(Items from a figure collection)
>> begin

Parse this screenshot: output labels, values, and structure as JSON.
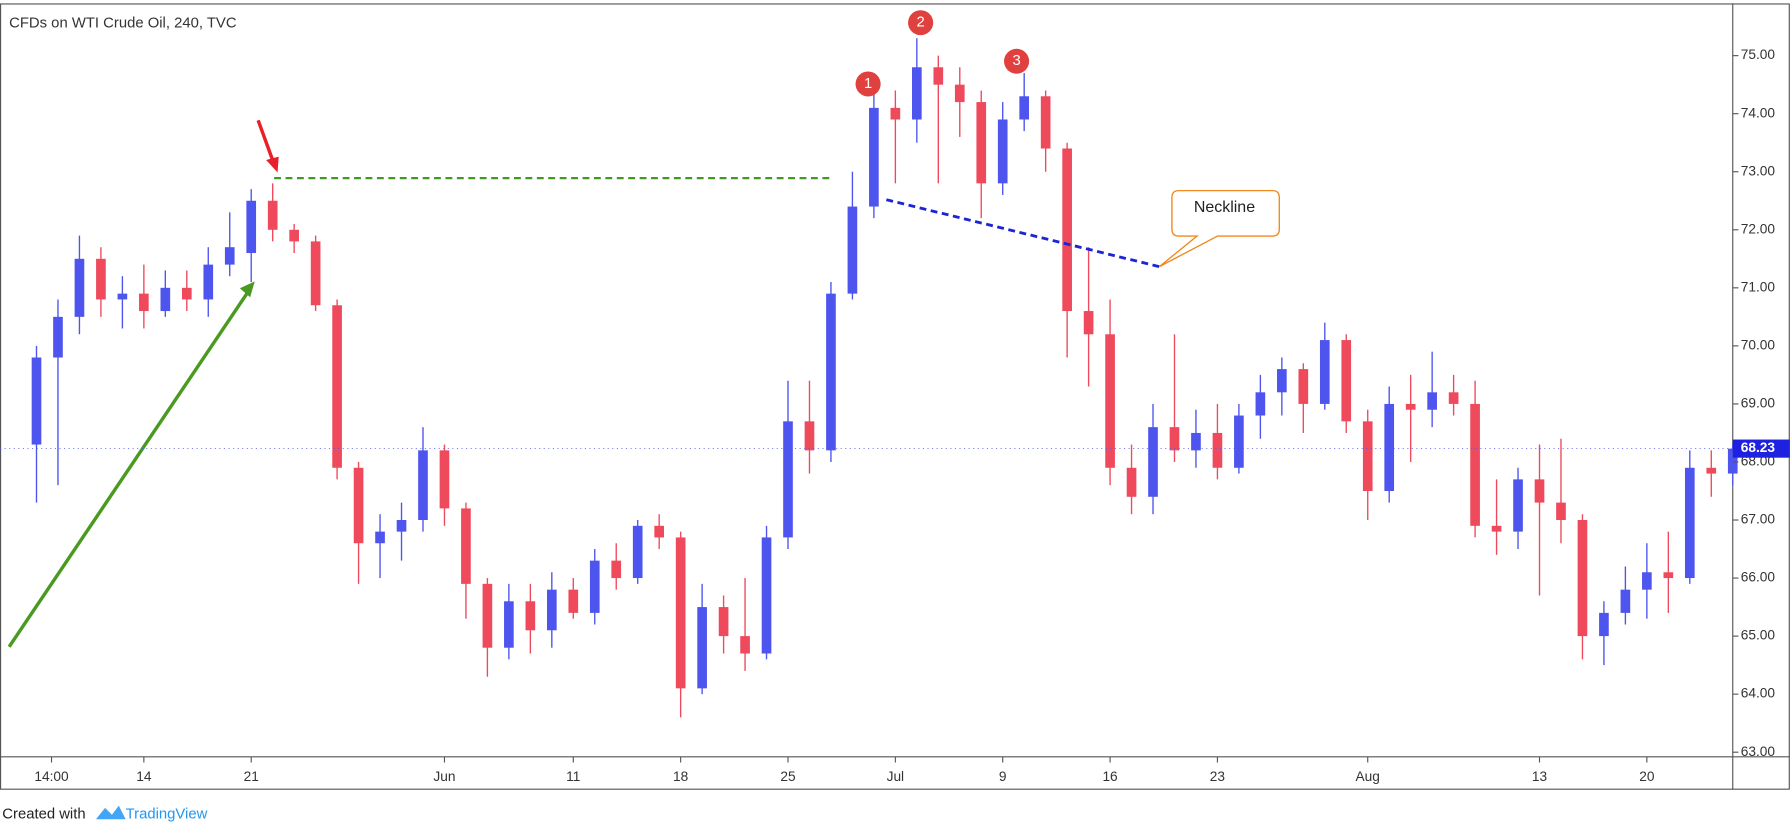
{
  "chart_data": {
    "type": "candlestick",
    "title": "CFDs on WTI Crude Oil, 240, TVC",
    "open": [
      68.3,
      69.8,
      70.5,
      71.5,
      70.8,
      70.9,
      70.6,
      71.0,
      70.8,
      71.4,
      71.6,
      72.5,
      72.0,
      71.8,
      70.7,
      67.9,
      66.6,
      66.8,
      67.0,
      68.2,
      67.2,
      65.9,
      64.8,
      65.6,
      65.1,
      65.8,
      65.4,
      66.3,
      66.0,
      66.9,
      66.7,
      64.1,
      65.5,
      65.0,
      64.7,
      66.7,
      68.7,
      68.2,
      70.9,
      72.4,
      74.1,
      73.9,
      74.8,
      74.5,
      74.2,
      72.8,
      73.9,
      74.3,
      73.4,
      70.6,
      70.2,
      67.9,
      67.4,
      68.6,
      68.2,
      68.5,
      67.9,
      68.8,
      69.2,
      69.6,
      69.0,
      70.1,
      68.7,
      67.5,
      69.0,
      68.9,
      69.2,
      69.0,
      66.9,
      66.8,
      67.7,
      67.3,
      67.0,
      65.0,
      65.4,
      65.8,
      66.1,
      66.0,
      67.9,
      67.8
    ],
    "high": [
      70.0,
      70.8,
      71.9,
      71.7,
      71.2,
      71.4,
      71.3,
      71.3,
      71.7,
      72.3,
      72.7,
      72.8,
      72.1,
      71.9,
      70.8,
      68.0,
      67.1,
      67.3,
      68.6,
      68.3,
      67.3,
      66.0,
      65.9,
      65.9,
      66.1,
      66.0,
      66.5,
      66.6,
      67.0,
      67.1,
      66.8,
      65.9,
      65.7,
      66.0,
      66.9,
      69.4,
      69.4,
      71.1,
      73.0,
      74.4,
      74.4,
      75.3,
      75.0,
      74.8,
      74.4,
      74.2,
      74.7,
      74.4,
      73.5,
      71.7,
      70.8,
      68.3,
      69.0,
      70.2,
      68.9,
      69.0,
      69.0,
      69.5,
      69.8,
      69.7,
      70.4,
      70.2,
      68.9,
      69.3,
      69.5,
      69.9,
      69.5,
      69.4,
      67.7,
      67.9,
      68.3,
      68.4,
      67.1,
      65.6,
      66.2,
      66.6,
      66.8,
      68.2,
      68.2,
      68.3
    ],
    "low": [
      67.3,
      67.6,
      70.2,
      70.5,
      70.3,
      70.3,
      70.5,
      70.6,
      70.5,
      71.2,
      71.1,
      71.8,
      71.6,
      70.6,
      67.7,
      65.9,
      66.0,
      66.3,
      66.8,
      66.9,
      65.3,
      64.3,
      64.6,
      64.7,
      64.8,
      65.3,
      65.2,
      65.8,
      65.9,
      66.5,
      63.6,
      64.0,
      64.7,
      64.4,
      64.6,
      66.5,
      67.8,
      68.0,
      70.8,
      72.2,
      72.8,
      73.5,
      72.8,
      73.6,
      72.2,
      72.6,
      73.7,
      73.0,
      69.8,
      69.3,
      67.6,
      67.1,
      67.1,
      68.0,
      67.9,
      67.7,
      67.8,
      68.4,
      68.8,
      68.5,
      68.9,
      68.5,
      67.0,
      67.3,
      68.0,
      68.6,
      68.8,
      66.7,
      66.4,
      66.5,
      65.7,
      66.6,
      64.6,
      64.5,
      65.2,
      65.3,
      65.4,
      65.9,
      67.4,
      67.6
    ],
    "close": [
      69.8,
      70.5,
      71.5,
      70.8,
      70.9,
      70.6,
      71.0,
      70.8,
      71.4,
      71.7,
      72.5,
      72.0,
      71.8,
      70.7,
      67.9,
      66.6,
      66.8,
      67.0,
      68.2,
      67.2,
      65.9,
      64.8,
      65.6,
      65.1,
      65.8,
      65.4,
      66.3,
      66.0,
      66.9,
      66.7,
      64.1,
      65.5,
      65.0,
      64.7,
      66.7,
      68.7,
      68.2,
      70.9,
      72.4,
      74.1,
      73.9,
      74.8,
      74.5,
      74.2,
      72.8,
      73.9,
      74.3,
      73.4,
      70.6,
      70.2,
      67.9,
      67.4,
      68.6,
      68.2,
      68.5,
      67.9,
      68.8,
      69.2,
      69.6,
      69.0,
      70.1,
      68.7,
      67.5,
      69.0,
      68.9,
      69.2,
      69.0,
      66.9,
      66.8,
      67.7,
      67.3,
      67.0,
      65.0,
      65.4,
      65.8,
      66.1,
      66.0,
      67.9,
      67.8,
      68.23
    ],
    "up_color": "#4e55ee",
    "down_color": "#ee4a5c",
    "xlim": [
      -1.7,
      79
    ],
    "xticks": [
      {
        "value": 0.7,
        "label": "14:00"
      },
      {
        "value": 5,
        "label": "14"
      },
      {
        "value": 10,
        "label": "21"
      },
      {
        "value": 19,
        "label": "Jun"
      },
      {
        "value": 25,
        "label": "11"
      },
      {
        "value": 30,
        "label": "18"
      },
      {
        "value": 35,
        "label": "25"
      },
      {
        "value": 40,
        "label": "Jul"
      },
      {
        "value": 45,
        "label": "9"
      },
      {
        "value": 50,
        "label": "16"
      },
      {
        "value": 55,
        "label": "23"
      },
      {
        "value": 62,
        "label": "Aug"
      },
      {
        "value": 70,
        "label": "13"
      },
      {
        "value": 75,
        "label": "20"
      }
    ],
    "ylim": [
      62.92,
      75.9
    ],
    "yticks": [
      {
        "value": 63,
        "label": "63.00"
      },
      {
        "value": 64,
        "label": "64.00"
      },
      {
        "value": 65,
        "label": "65.00"
      },
      {
        "value": 66,
        "label": "66.00"
      },
      {
        "value": 67,
        "label": "67.00"
      },
      {
        "value": 68,
        "label": "68.00"
      },
      {
        "value": 69,
        "label": "69.00"
      },
      {
        "value": 70,
        "label": "70.00"
      },
      {
        "value": 71,
        "label": "71.00"
      },
      {
        "value": 72,
        "label": "72.00"
      },
      {
        "value": 73,
        "label": "73.00"
      },
      {
        "value": 74,
        "label": "74.00"
      },
      {
        "value": 75,
        "label": "75.00"
      }
    ],
    "last_price": 68.23,
    "grid": false,
    "markers": [
      "1",
      "2",
      "3"
    ],
    "callout": "Neckline",
    "footer": {
      "prefix": "Created with",
      "brand": "TradingView"
    }
  }
}
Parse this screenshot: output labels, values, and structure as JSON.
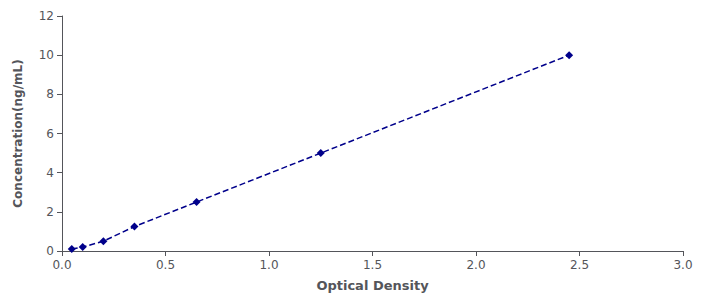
{
  "chart_data": {
    "type": "line",
    "x": [
      0.047,
      0.1,
      0.2,
      0.35,
      0.65,
      1.25,
      2.45
    ],
    "values": [
      0.1,
      0.2,
      0.5,
      1.25,
      2.5,
      5.0,
      10.0
    ],
    "color": "#00008B",
    "marker": "diamond",
    "line_style": "dashed",
    "xlabel": "Optical Density",
    "ylabel": "Concentration(ng/mL)",
    "xlim": [
      0,
      3
    ],
    "ylim": [
      0,
      12
    ],
    "xticks": [
      {
        "value": 0,
        "label": "0.0"
      },
      {
        "value": 0.5,
        "label": "0.5"
      },
      {
        "value": 1,
        "label": "1.0"
      },
      {
        "value": 1.5,
        "label": "1.5"
      },
      {
        "value": 2,
        "label": "2.0"
      },
      {
        "value": 2.5,
        "label": "2.5"
      },
      {
        "value": 3,
        "label": "3.0"
      }
    ],
    "yticks": [
      0,
      2,
      4,
      6,
      8,
      10,
      12
    ],
    "grid": false
  }
}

>> end

* Short problem: Pictures are to be left out; repeat all the remaining data exactly.

* Full solution:
Parse this screenshot: output labels, values, and structure as JSON.
{
  "chart_data": {
    "type": "candlestick",
    "title": "CFDs on WTI Crude Oil, 240, TVC",
    "open": [
      68.3,
      69.8,
      70.5,
      71.5,
      70.8,
      70.9,
      70.6,
      71.0,
      70.8,
      71.4,
      71.6,
      72.5,
      72.0,
      71.8,
      70.7,
      67.9,
      66.6,
      66.8,
      67.0,
      68.2,
      67.2,
      65.9,
      64.8,
      65.6,
      65.1,
      65.8,
      65.4,
      66.3,
      66.0,
      66.9,
      66.7,
      64.1,
      65.5,
      65.0,
      64.7,
      66.7,
      68.7,
      68.2,
      70.9,
      72.4,
      74.1,
      73.9,
      74.8,
      74.5,
      74.2,
      72.8,
      73.9,
      74.3,
      73.4,
      70.6,
      70.2,
      67.9,
      67.4,
      68.6,
      68.2,
      68.5,
      67.9,
      68.8,
      69.2,
      69.6,
      69.0,
      70.1,
      68.7,
      67.5,
      69.0,
      68.9,
      69.2,
      69.0,
      66.9,
      66.8,
      67.7,
      67.3,
      67.0,
      65.0,
      65.4,
      65.8,
      66.1,
      66.0,
      67.9,
      67.8
    ],
    "high": [
      70.0,
      70.8,
      71.9,
      71.7,
      71.2,
      71.4,
      71.3,
      71.3,
      71.7,
      72.3,
      72.7,
      72.8,
      72.1,
      71.9,
      70.8,
      68.0,
      67.1,
      67.3,
      68.6,
      68.3,
      67.3,
      66.0,
      65.9,
      65.9,
      66.1,
      66.0,
      66.5,
      66.6,
      67.0,
      67.1,
      66.8,
      65.9,
      65.7,
      66.0,
      66.9,
      69.4,
      69.4,
      71.1,
      73.0,
      74.4,
      74.4,
      75.3,
      75.0,
      74.8,
      74.4,
      74.2,
      74.7,
      74.4,
      73.5,
      71.7,
      70.8,
      68.3,
      69.0,
      70.2,
      68.9,
      69.0,
      69.0,
      69.5,
      69.8,
      69.7,
      70.4,
      70.2,
      68.9,
      69.3,
      69.5,
      69.9,
      69.5,
      69.4,
      67.7,
      67.9,
      68.3,
      68.4,
      67.1,
      65.6,
      66.2,
      66.6,
      66.8,
      68.2,
      68.2,
      68.3
    ],
    "low": [
      67.3,
      67.6,
      70.2,
      70.5,
      70.3,
      70.3,
      70.5,
      70.6,
      70.5,
      71.2,
      71.1,
      71.8,
      71.6,
      70.6,
      67.7,
      65.9,
      66.0,
      66.3,
      66.8,
      66.9,
      65.3,
      64.3,
      64.6,
      64.7,
      64.8,
      65.3,
      65.2,
      65.8,
      65.9,
      66.5,
      63.6,
      64.0,
      64.7,
      64.4,
      64.6,
      66.5,
      67.8,
      68.0,
      70.8,
      72.2,
      72.8,
      73.5,
      72.8,
      73.6,
      72.2,
      72.6,
      73.7,
      73.0,
      69.8,
      69.3,
      67.6,
      67.1,
      67.1,
      68.0,
      67.9,
      67.7,
      67.8,
      68.4,
      68.8,
      68.5,
      68.9,
      68.5,
      67.0,
      67.3,
      68.0,
      68.6,
      68.8,
      66.7,
      66.4,
      66.5,
      65.7,
      66.6,
      64.6,
      64.5,
      65.2,
      65.3,
      65.4,
      65.9,
      67.4,
      67.6
    ],
    "close": [
      69.8,
      70.5,
      71.5,
      70.8,
      70.9,
      70.6,
      71.0,
      70.8,
      71.4,
      71.7,
      72.5,
      72.0,
      71.8,
      70.7,
      67.9,
      66.6,
      66.8,
      67.0,
      68.2,
      67.2,
      65.9,
      64.8,
      65.6,
      65.1,
      65.8,
      65.4,
      66.3,
      66.0,
      66.9,
      66.7,
      64.1,
      65.5,
      65.0,
      64.7,
      66.7,
      68.7,
      68.2,
      70.9,
      72.4,
      74.1,
      73.9,
      74.8,
      74.5,
      74.2,
      72.8,
      73.9,
      74.3,
      73.4,
      70.6,
      70.2,
      67.9,
      67.4,
      68.6,
      68.2,
      68.5,
      67.9,
      68.8,
      69.2,
      69.6,
      69.0,
      70.1,
      68.7,
      67.5,
      69.0,
      68.9,
      69.2,
      69.0,
      66.9,
      66.8,
      67.7,
      67.3,
      67.0,
      65.0,
      65.4,
      65.8,
      66.1,
      66.0,
      67.9,
      67.8,
      68.23
    ],
    "up_color": "#4e55ee",
    "down_color": "#ee4a5c",
    "xlim": [
      -1.7,
      79
    ],
    "xticks": [
      {
        "value": 0.7,
        "label": "14:00"
      },
      {
        "value": 5,
        "label": "14"
      },
      {
        "value": 10,
        "label": "21"
      },
      {
        "value": 19,
        "label": "Jun"
      },
      {
        "value": 25,
        "label": "11"
      },
      {
        "value": 30,
        "label": "18"
      },
      {
        "value": 35,
        "label": "25"
      },
      {
        "value": 40,
        "label": "Jul"
      },
      {
        "value": 45,
        "label": "9"
      },
      {
        "value": 50,
        "label": "16"
      },
      {
        "value": 55,
        "label": "23"
      },
      {
        "value": 62,
        "label": "Aug"
      },
      {
        "value": 70,
        "label": "13"
      },
      {
        "value": 75,
        "label": "20"
      }
    ],
    "ylim": [
      62.92,
      75.9
    ],
    "yticks": [
      {
        "value": 63,
        "label": "63.00"
      },
      {
        "value": 64,
        "label": "64.00"
      },
      {
        "value": 65,
        "label": "65.00"
      },
      {
        "value": 66,
        "label": "66.00"
      },
      {
        "value": 67,
        "label": "67.00"
      },
      {
        "value": 68,
        "label": "68.00"
      },
      {
        "value": 69,
        "label": "69.00"
      },
      {
        "value": 70,
        "label": "70.00"
      },
      {
        "value": 71,
        "label": "71.00"
      },
      {
        "value": 72,
        "label": "72.00"
      },
      {
        "value": 73,
        "label": "73.00"
      },
      {
        "value": 74,
        "label": "74.00"
      },
      {
        "value": 75,
        "label": "75.00"
      }
    ],
    "last_price": 68.23,
    "grid": false,
    "markers": [
      "1",
      "2",
      "3"
    ],
    "callout": "Neckline",
    "footer": {
      "prefix": "Created with",
      "brand": "TradingView"
    }
  }
}
Parse this screenshot: output labels, values, and structure as JSON.
{
  "chart_data": {
    "type": "line",
    "x": [
      0.047,
      0.1,
      0.2,
      0.35,
      0.65,
      1.25,
      2.45
    ],
    "values": [
      0.1,
      0.2,
      0.5,
      1.25,
      2.5,
      5.0,
      10.0
    ],
    "color": "#00008B",
    "marker": "diamond",
    "line_style": "dashed",
    "xlabel": "Optical Density",
    "ylabel": "Concentration(ng/mL)",
    "xlim": [
      0,
      3
    ],
    "ylim": [
      0,
      12
    ],
    "xticks": [
      {
        "value": 0,
        "label": "0.0"
      },
      {
        "value": 0.5,
        "label": "0.5"
      },
      {
        "value": 1,
        "label": "1.0"
      },
      {
        "value": 1.5,
        "label": "1.5"
      },
      {
        "value": 2,
        "label": "2.0"
      },
      {
        "value": 2.5,
        "label": "2.5"
      },
      {
        "value": 3,
        "label": "3.0"
      }
    ],
    "yticks": [
      0,
      2,
      4,
      6,
      8,
      10,
      12
    ],
    "grid": false
  }
}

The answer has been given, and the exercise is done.